▸ **TEXT EXTRACT**:
------

- Origin: Antipolo, Philippines
- Genres: OPM; pinoy rock; alternative rock; post-grunge;
- Instrument: Various
- Years active: 1995–2014
- Labels: 2004–2014 (Warner Music Philippines)
- Members: Miro Valera Benson Tanoja
- Past members: Relly Mangubat Regie Mangubat

= Stonefree =

Filipino rock band

Stonefree was a Filipino rock band formed in Antipolo, Rizal, Philippines in 1995 that consists of members Regie Mangubat (bass), Relly Mangubat (drums), Benson Tanoja (guitar) and Miro Valera (vocals). They were recently signed under Warner Music Philippines.

==Background==
Originally named after where Relly and Regie Mangubat lived, near Marikina, as The Marikina Sound Machine, they later changed their name to Stonefree. The band started in 1995 after the Mangubat brothers decided to form a band, adding Valera and Tanoja to the group, all hailing from UP Diliman. Contrary to what most people believe, Stonefree is not named after Jimi Hendrix's song but rather a selection made out of a list of other names. They also stress that the name Stonefree also connotes that rock bands need not the typical "rockstar" attitude to succeed.

During their college heyday in UP, they had regular gigs on local bars performing songs from their influences like Matchbox 20, Jars of Clay and Incubus to name a few. They also performed at events like the San Miguel Oktoberfest, NU Summer Shebang, Pulp Summer Slam, Winston Tour, Rockista, 99.5 RT Ripe Tomatoes, NU Rock Awards, and MTV Music Summit.

They got their break in 2002 after joining Monster Radio RX 93.1's band competition, The RX Band Breakout. Although they did not win, their single "Listen" became a hit and even became Monster Radio RX 93.1 OPM Song of the Year and placed at #3 on 103.5 K-Lite's Yearend Countdown in 2003. The success of "Listen" gave them the start they needed to self-produce a 4-track EP, also entitled Listen, on July 23, 2004. The singles from their EP became hits of their own, "Listen" was a theme on an ABC-5 TV show called Singles. "Kapag Nawala Ka", their second single, gained radio success too. "Baka Naman" and "Listen" were also included in a couple of compilation CDs.

------

▸ **DATA EXTRACT**:
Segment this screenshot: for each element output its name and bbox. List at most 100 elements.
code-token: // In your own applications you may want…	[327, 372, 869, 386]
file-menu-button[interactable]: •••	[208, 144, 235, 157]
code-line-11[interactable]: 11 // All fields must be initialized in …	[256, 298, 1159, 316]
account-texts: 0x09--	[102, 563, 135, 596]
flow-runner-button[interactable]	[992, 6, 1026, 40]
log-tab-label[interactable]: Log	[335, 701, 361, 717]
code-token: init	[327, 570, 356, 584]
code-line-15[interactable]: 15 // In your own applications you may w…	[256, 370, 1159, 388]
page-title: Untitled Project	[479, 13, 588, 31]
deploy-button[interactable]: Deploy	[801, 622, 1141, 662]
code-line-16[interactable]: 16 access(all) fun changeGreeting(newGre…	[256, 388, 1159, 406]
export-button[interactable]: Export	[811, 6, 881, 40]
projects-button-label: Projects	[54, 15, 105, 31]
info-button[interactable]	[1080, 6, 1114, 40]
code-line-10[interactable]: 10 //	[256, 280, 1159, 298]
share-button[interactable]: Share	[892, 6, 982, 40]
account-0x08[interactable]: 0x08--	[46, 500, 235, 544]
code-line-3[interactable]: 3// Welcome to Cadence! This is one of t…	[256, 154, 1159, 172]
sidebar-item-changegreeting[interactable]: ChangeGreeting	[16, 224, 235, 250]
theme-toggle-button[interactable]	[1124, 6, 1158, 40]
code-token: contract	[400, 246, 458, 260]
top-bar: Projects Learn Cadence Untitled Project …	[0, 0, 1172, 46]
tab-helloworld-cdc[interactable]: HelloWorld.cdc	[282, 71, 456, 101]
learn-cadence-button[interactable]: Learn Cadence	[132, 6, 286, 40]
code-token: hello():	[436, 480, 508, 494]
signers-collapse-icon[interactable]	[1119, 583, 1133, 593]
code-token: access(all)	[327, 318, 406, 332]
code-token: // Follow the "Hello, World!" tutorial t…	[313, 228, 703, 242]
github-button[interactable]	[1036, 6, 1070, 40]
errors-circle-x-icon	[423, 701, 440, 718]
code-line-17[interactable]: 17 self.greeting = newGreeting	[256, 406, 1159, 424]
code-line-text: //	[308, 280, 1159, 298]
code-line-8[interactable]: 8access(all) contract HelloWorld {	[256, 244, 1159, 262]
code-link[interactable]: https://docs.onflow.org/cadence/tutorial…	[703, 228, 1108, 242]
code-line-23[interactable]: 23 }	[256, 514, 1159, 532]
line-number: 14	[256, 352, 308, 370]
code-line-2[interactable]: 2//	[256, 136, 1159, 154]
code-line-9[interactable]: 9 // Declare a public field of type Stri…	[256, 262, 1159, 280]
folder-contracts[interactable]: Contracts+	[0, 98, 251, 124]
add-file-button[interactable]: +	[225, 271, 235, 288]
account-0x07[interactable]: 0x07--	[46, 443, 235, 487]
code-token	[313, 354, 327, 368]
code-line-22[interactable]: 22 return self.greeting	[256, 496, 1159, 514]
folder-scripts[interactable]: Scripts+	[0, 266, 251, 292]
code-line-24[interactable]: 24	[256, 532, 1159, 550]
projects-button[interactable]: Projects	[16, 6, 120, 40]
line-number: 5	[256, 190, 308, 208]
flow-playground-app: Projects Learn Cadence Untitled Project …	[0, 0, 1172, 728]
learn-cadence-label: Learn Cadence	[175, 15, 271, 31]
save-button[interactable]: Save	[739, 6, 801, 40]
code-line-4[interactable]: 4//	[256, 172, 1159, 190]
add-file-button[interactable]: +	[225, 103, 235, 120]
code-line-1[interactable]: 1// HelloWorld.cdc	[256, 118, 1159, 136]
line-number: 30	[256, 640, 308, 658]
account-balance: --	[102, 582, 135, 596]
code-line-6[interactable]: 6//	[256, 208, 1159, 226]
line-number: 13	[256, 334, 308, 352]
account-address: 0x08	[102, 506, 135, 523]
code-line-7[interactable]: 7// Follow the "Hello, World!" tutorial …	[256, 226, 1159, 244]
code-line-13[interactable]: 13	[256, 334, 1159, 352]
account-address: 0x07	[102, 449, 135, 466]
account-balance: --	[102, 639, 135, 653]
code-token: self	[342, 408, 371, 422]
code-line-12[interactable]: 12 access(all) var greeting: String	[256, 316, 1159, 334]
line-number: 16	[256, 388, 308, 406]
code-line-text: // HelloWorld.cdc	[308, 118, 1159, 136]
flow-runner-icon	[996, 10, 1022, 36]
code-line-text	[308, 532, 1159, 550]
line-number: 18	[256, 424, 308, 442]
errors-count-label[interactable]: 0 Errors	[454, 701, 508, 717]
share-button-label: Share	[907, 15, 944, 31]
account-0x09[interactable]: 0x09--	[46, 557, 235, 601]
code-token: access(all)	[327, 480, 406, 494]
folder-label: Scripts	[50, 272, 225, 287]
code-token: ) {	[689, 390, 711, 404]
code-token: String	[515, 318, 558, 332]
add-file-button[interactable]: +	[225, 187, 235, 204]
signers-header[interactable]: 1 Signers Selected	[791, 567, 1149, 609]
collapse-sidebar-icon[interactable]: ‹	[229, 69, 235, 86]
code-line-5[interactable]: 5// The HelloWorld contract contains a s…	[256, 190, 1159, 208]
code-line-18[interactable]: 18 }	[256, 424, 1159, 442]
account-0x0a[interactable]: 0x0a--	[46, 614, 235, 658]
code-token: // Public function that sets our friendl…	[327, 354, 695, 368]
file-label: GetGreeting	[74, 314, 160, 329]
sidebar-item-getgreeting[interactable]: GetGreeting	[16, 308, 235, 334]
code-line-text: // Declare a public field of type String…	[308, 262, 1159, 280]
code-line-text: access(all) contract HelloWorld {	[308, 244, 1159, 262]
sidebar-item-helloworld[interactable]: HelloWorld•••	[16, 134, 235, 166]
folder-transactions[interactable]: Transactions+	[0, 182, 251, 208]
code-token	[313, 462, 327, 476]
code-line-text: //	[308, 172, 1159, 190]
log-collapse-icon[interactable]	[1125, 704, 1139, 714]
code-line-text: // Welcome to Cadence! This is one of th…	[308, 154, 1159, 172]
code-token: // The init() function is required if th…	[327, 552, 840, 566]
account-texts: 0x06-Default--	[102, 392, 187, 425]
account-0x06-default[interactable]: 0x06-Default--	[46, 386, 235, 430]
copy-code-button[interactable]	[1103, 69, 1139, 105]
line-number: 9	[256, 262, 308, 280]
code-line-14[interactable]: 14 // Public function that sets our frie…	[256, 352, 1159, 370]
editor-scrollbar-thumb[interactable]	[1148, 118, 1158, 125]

------

▸ **WRITTEN TASKS**:
1. Based on the Stonefree text, say whether each statement agrees with it. Answer yes or no, and quote the deciding words. (a) Stonefree took its name from a Jimi Hendrix song. (b) The band won the RX Band Breakout competition. (c) The band's EP Listen came out on July 23, 2004.
2. In the Stonefree text, what was the band's original name?

▸ **ANSWERS FOR THE EXERCISE**:
1.
(a) No: "Stonefree is not named after Jimi Hendrix's song but rather a selection made out of a list of other names."
(b) No: "Although they did not win"
(c) Yes: "self-produce a 4-track EP, also entitled Listen, on July 23, 2004"

2. The Marikina Sound Machine